| Your goal |
Look through the material below for "with". Copy every line that contains it.

[Collected data]
********
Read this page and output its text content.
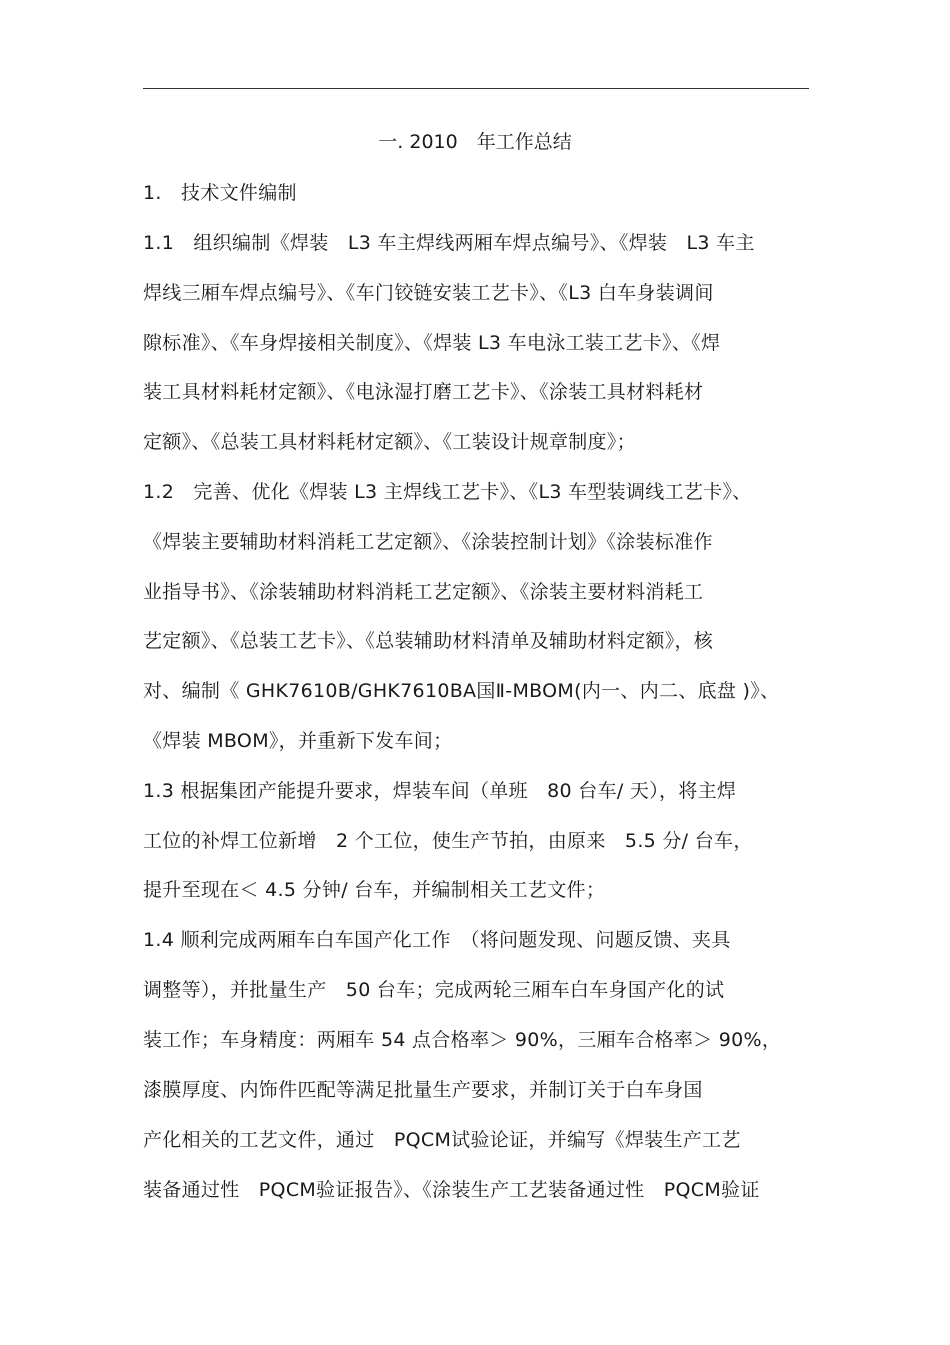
一. 2010　年工作总结
1.　技术文件编制
1.1　组织编制《焊装　L3 车主焊线两厢车焊点编号》、《焊装　L3 车主
焊线三厢车焊点编号》、《车门铰链安装工艺卡》、《L3 白车身装调间
隙标准》、《车身焊接相关制度》、《焊装 L3 车电泳工装工艺卡》、《焊
装工具材料耗材定额》、《电泳湿打磨工艺卡》、《涂装工具材料耗材
定额》、《总装工具材料耗材定额》、《工装设计规章制度》；
1.2　完善、优化《焊装 L3 主焊线工艺卡》、《L3 车型装调线工艺卡》、
《焊装主要辅助材料消耗工艺定额》、《涂装控制计划》《涂装标准作
业指导书》、《涂装辅助材料消耗工艺定额》、《涂装主要材料消耗工
艺定额》、《总装工艺卡》、《总装辅助材料清单及辅助材料定额》，核
对、编制《 GHK7610B/GHK7610BA国Ⅱ-MBOM(内一、内二、底盘 )》、
《焊装 MBOM》，并重新下发车间；
1.3 根据集团产能提升要求，焊装车间（单班　80 台车/ 天），将主焊
工位的补焊工位新增　2 个工位，使生产节拍，由原来　5.5 分/ 台车，
提升至现在＜ 4.5 分钟/ 台车，并编制相关工艺文件；
1.4 顺利完成两厢车白车国产化工作　（将问题发现、问题反馈、夹具
调整等），并批量生产　50 台车；完成两轮三厢车白车身国产化的试
装工作；车身精度：两厢车 54 点合格率＞ 90%，三厢车合格率＞ 90%，
漆膜厚度、内饰件匹配等满足批量生产要求，并制订关于白车身国
产化相关的工艺文件，通过　PQCM试验论证，并编写《焊装生产工艺
装备通过性　PQCM验证报告》、《涂装生产工艺装备通过性　PQCM验证
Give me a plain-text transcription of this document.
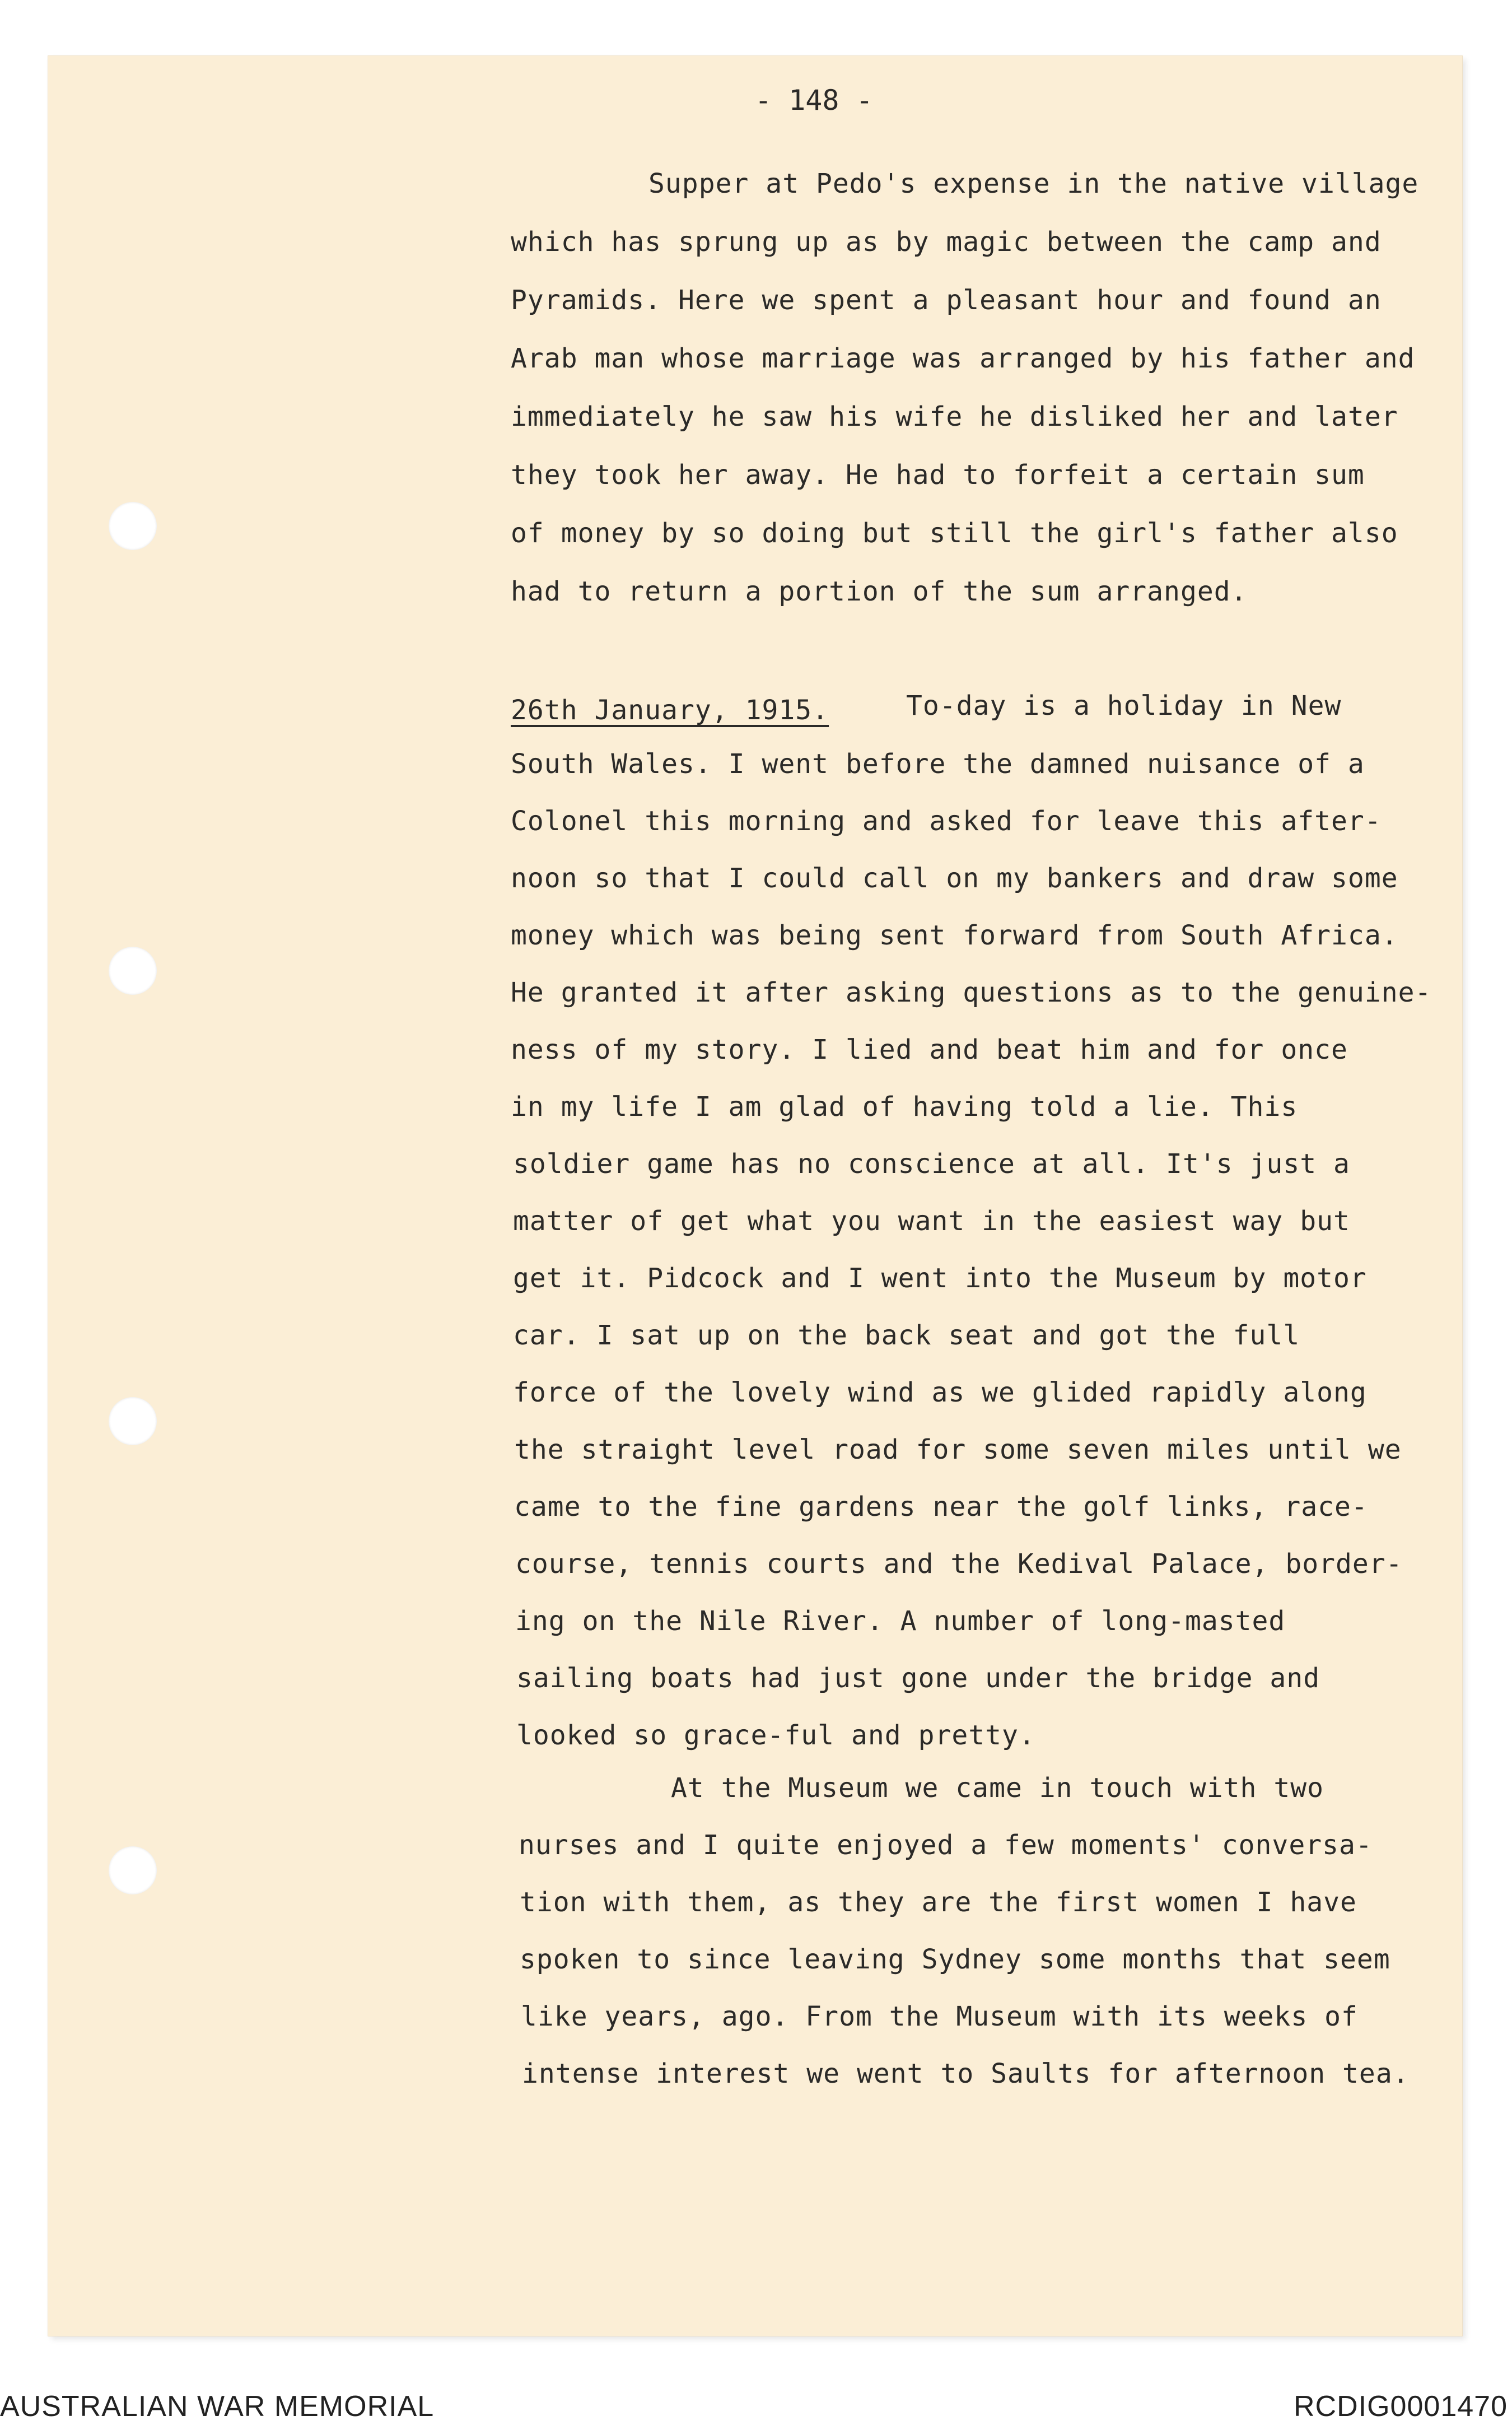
- 148 -
Supper at Pedo's expense in the native village
which has sprung up as by magic between the camp and
Pyramids. Here we spent a pleasant hour and found an
Arab man whose marriage was arranged by his father and
immediately he saw his wife he disliked her and later
they took her away. He had to forfeit a certain sum
of money by so doing but still the girl's father also
had to return a portion of the sum arranged.
26th January, 1915.	To-day is a holiday in New
South Wales. I went before the damned nuisance of a
Colonel this morning and asked for leave this after-
noon so that I could call on my bankers and draw some
money which was being sent forward from South Africa.
He granted it after asking questions as to the genuine-
ness of my story. I lied and beat him and for once
in my life I am glad of having told a lie. This
soldier game has no conscience at all. It's just a
matter of get what you want in the easiest way but
get it. Pidcock and I went into the Museum by motor
car. I sat up on the back seat and got the full
force of the lovely wind as we glided rapidly along
the straight level road for some seven miles until we
came to the fine gardens near the golf links, race-
course, tennis courts and the Kedival Palace, border-
ing on the Nile River. A number of long-masted
sailing boats had just gone under the bridge and
looked so grace-ful and pretty.
At the Museum we came in touch with two
nurses and I quite enjoyed a few moments' conversa-
tion with them, as they are the first women I have
spoken to since leaving Sydney some months that seem
like years, ago. From the Museum with its weeks of
intense interest we went to Saults for afternoon tea.
AUSTRALIAN WAR MEMORIAL	RCDIG0001470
********
| Solution for this exercise |
At the Museum we came in touch with two
tion with them, as they are the first women I have
like years, ago. From the Museum with its weeks of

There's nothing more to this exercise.